Pull out every line with the word "selected".

--- START RECORD EXTRACTS ---

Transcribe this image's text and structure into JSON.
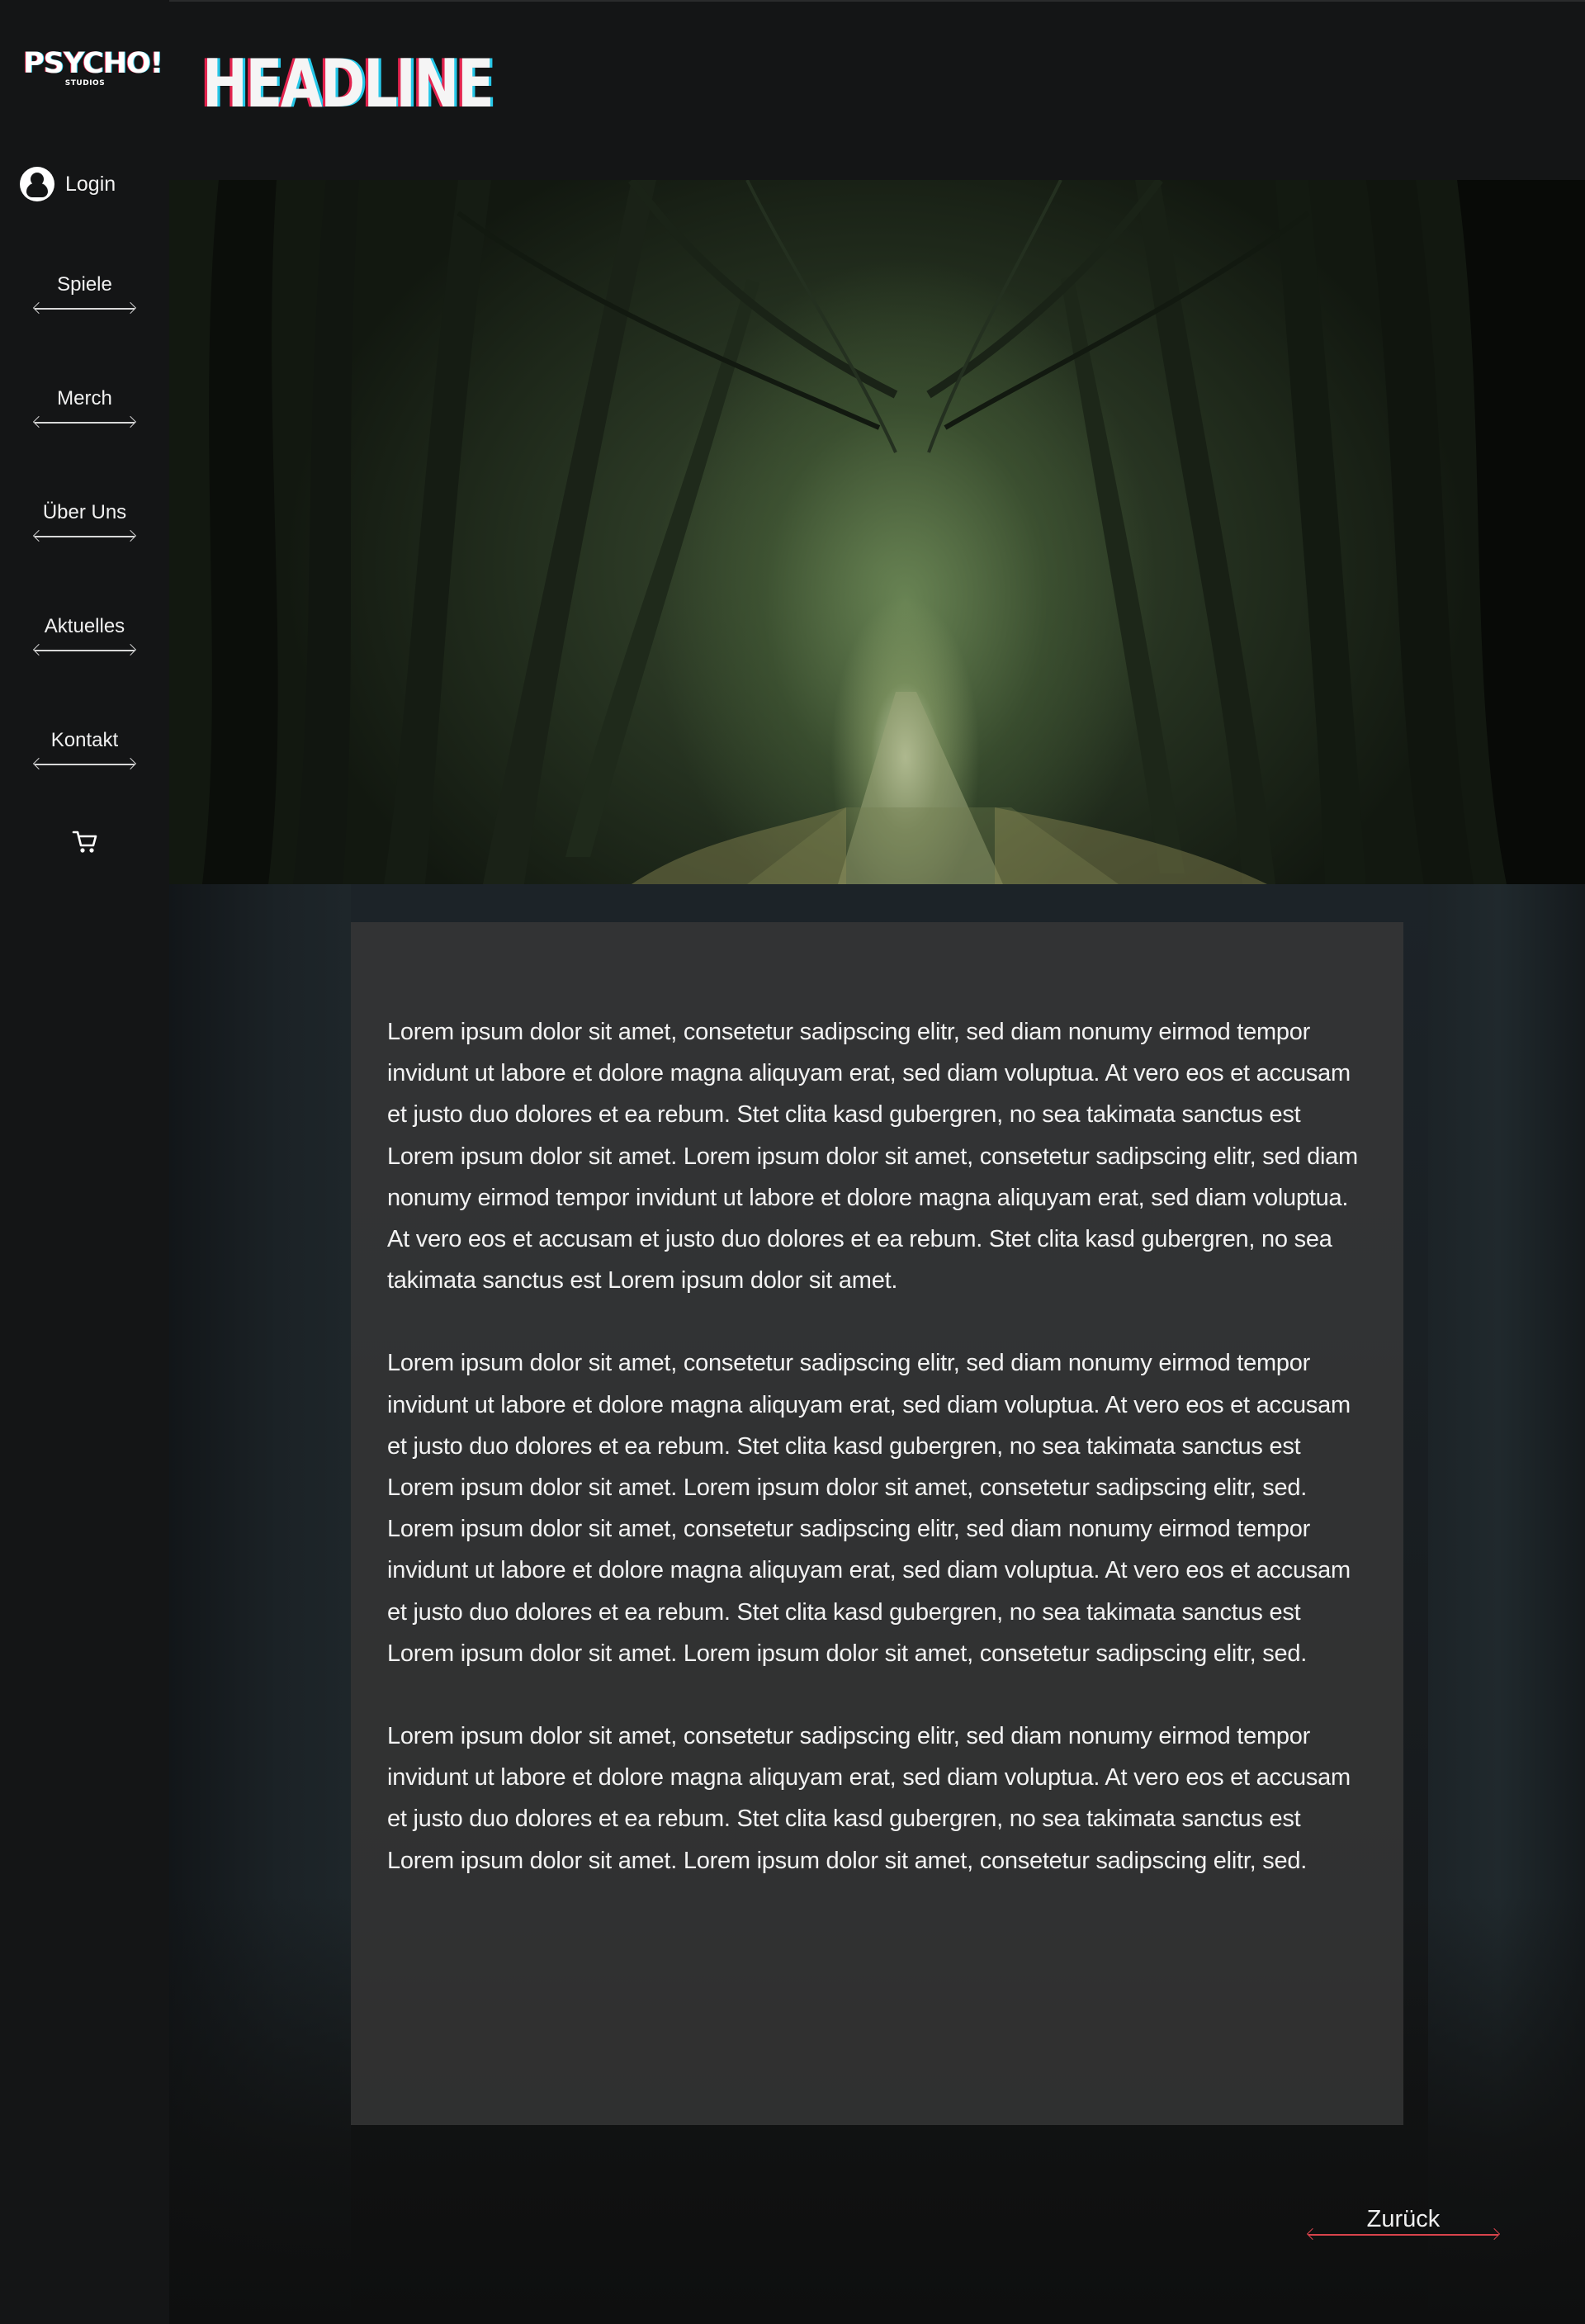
{
  "brand": {
    "logo_main": "PSYCHO!",
    "logo_sub": "STUDIOS",
    "headline": "HEADLINE",
    "accent_red": "#e3244f",
    "accent_cyan": "#26c7e8"
  },
  "sidebar": {
    "login_label": "Login",
    "login_icon": "user-avatar-icon",
    "items": [
      {
        "label": "Spiele"
      },
      {
        "label": "Merch"
      },
      {
        "label": "Über Uns"
      },
      {
        "label": "Aktuelles"
      },
      {
        "label": "Kontakt"
      }
    ],
    "cart_icon": "shopping-cart-icon"
  },
  "hero": {
    "image": "misty-forest-path"
  },
  "article": {
    "paragraphs": [
      "Lorem ipsum dolor sit amet, consetetur sadipscing elitr, sed diam nonumy eirmod tempor invidunt ut labore et dolore magna aliquyam erat, sed diam voluptua. At vero eos et accusam et justo duo dolores et ea rebum. Stet clita kasd gubergren, no sea takimata sanctus est Lorem ipsum dolor sit amet. Lorem ipsum dolor sit amet, consetetur sadipscing elitr, sed diam nonumy eirmod tempor invidunt ut labore et dolore magna aliquyam erat, sed diam voluptua. At vero eos et accusam et justo duo dolores et ea rebum. Stet clita kasd gubergren, no sea takimata sanctus est Lorem ipsum dolor sit amet.",
      "Lorem ipsum dolor sit amet, consetetur sadipscing elitr, sed diam nonumy eirmod tempor invidunt ut labore et dolore magna aliquyam erat, sed diam voluptua. At vero eos et accusam et justo duo dolores et ea rebum. Stet clita kasd gubergren, no sea takimata sanctus est Lorem ipsum dolor sit amet. Lorem ipsum dolor sit amet, consetetur sadipscing elitr, sed.",
      "Lorem ipsum dolor sit amet, consetetur sadipscing elitr, sed diam nonumy eirmod tempor invidunt ut labore et dolore magna aliquyam erat, sed diam voluptua. At vero eos et accusam et justo duo dolores et ea rebum. Stet clita kasd gubergren, no sea takimata sanctus est Lorem ipsum dolor sit amet. Lorem ipsum dolor sit amet, consetetur sadipscing elitr, sed.",
      "Lorem ipsum dolor sit amet, consetetur sadipscing elitr, sed diam nonumy eirmod tempor invidunt ut labore et dolore magna aliquyam erat, sed diam voluptua. At vero eos et accusam et justo duo dolores et ea rebum. Stet clita kasd gubergren, no sea takimata sanctus est Lorem ipsum dolor sit amet. Lorem ipsum dolor sit amet, consetetur sadipscing elitr, sed."
    ]
  },
  "footer": {
    "back_label": "Zurück"
  }
}
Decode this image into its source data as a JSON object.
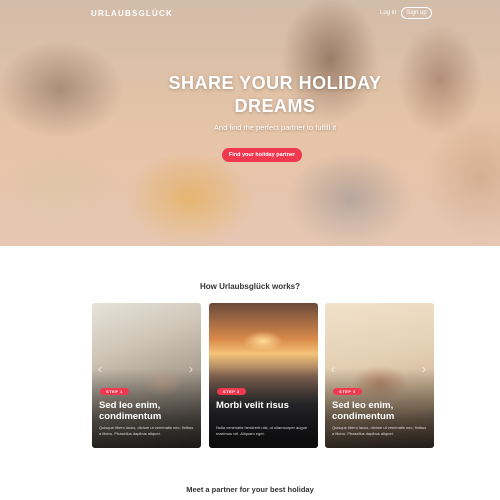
{
  "header": {
    "logo": "URLAUBSGLÜCK",
    "login_label": "Log in",
    "signup_label": "Sign up"
  },
  "hero": {
    "title": "SHARE YOUR HOLIDAY DREAMS",
    "subtitle": "And find the perfect partner to fulfill it",
    "cta_label": "Find your holiday partner"
  },
  "how": {
    "title": "How Urlaubsglück works?",
    "cards": [
      {
        "step": "STEP 1",
        "title": "Sed leo enim, condimentum",
        "text": "Quisque libero lacus, dictum ut venenatis nec, finibus a libero. Phasellus dapibus aliquet."
      },
      {
        "step": "STEP 2",
        "title": "Morbi velit risus",
        "text": "Nulla venenatis hendrerit nisl, ut ullamcorper augue maximus vel. Aliquam eget."
      },
      {
        "step": "STEP 3",
        "title": "Sed leo enim, condimentum",
        "text": "Quisque libero lacus, dictum ut venenatis nec, finibus a libero. Phasellus dapibus aliquet."
      }
    ]
  },
  "meet": {
    "title": "Meet a partner for your best holiday"
  },
  "colors": {
    "accent": "#f0384f"
  }
}
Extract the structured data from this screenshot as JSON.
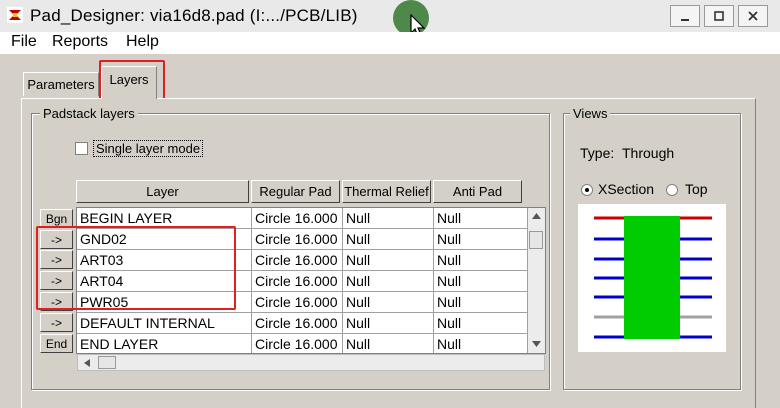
{
  "window": {
    "title": "Pad_Designer: via16d8.pad (I:.../PCB/LIB)",
    "minimize_label": "_",
    "maximize_label": "□",
    "close_label": "✕"
  },
  "menu": {
    "items": [
      {
        "label": "File"
      },
      {
        "label": "Reports"
      },
      {
        "label": "Help"
      }
    ]
  },
  "tabs": [
    {
      "label": "Parameters",
      "selected": false
    },
    {
      "label": "Layers",
      "selected": true
    }
  ],
  "padstack": {
    "group_label": "Padstack layers",
    "single_layer_mode_label": "Single layer mode",
    "single_layer_mode_checked": false,
    "columns": [
      "Layer",
      "Regular Pad",
      "Thermal Relief",
      "Anti Pad"
    ],
    "rows": [
      {
        "button": "Bgn",
        "layer": "BEGIN LAYER",
        "regular": "Circle 16.000",
        "thermal": "Null",
        "anti": "Null"
      },
      {
        "button": "->",
        "layer": "GND02",
        "regular": "Circle 16.000",
        "thermal": "Null",
        "anti": "Null"
      },
      {
        "button": "->",
        "layer": "ART03",
        "regular": "Circle 16.000",
        "thermal": "Null",
        "anti": "Null"
      },
      {
        "button": "->",
        "layer": "ART04",
        "regular": "Circle 16.000",
        "thermal": "Null",
        "anti": "Null"
      },
      {
        "button": "->",
        "layer": "PWR05",
        "regular": "Circle 16.000",
        "thermal": "Null",
        "anti": "Null"
      },
      {
        "button": "->",
        "layer": "DEFAULT INTERNAL",
        "regular": "Circle 16.000",
        "thermal": "Null",
        "anti": "Null"
      },
      {
        "button": "End",
        "layer": "END LAYER",
        "regular": "Circle 16.000",
        "thermal": "Null",
        "anti": "Null"
      }
    ]
  },
  "views": {
    "group_label": "Views",
    "type_label": "Type:",
    "type_value": "Through",
    "xsection_label": "XSection",
    "top_label": "Top",
    "selected": "XSection",
    "colors": {
      "pad": "#00cc00",
      "top_layer": "#cc0000",
      "inner_layer": "#0000cc",
      "default_internal": "#a0a0a0"
    }
  }
}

--- END RECORD EXTRACTS ---

RESULT OF THE EXERCISE
      "selected": false
      "selected": true
    "selected": "XSection",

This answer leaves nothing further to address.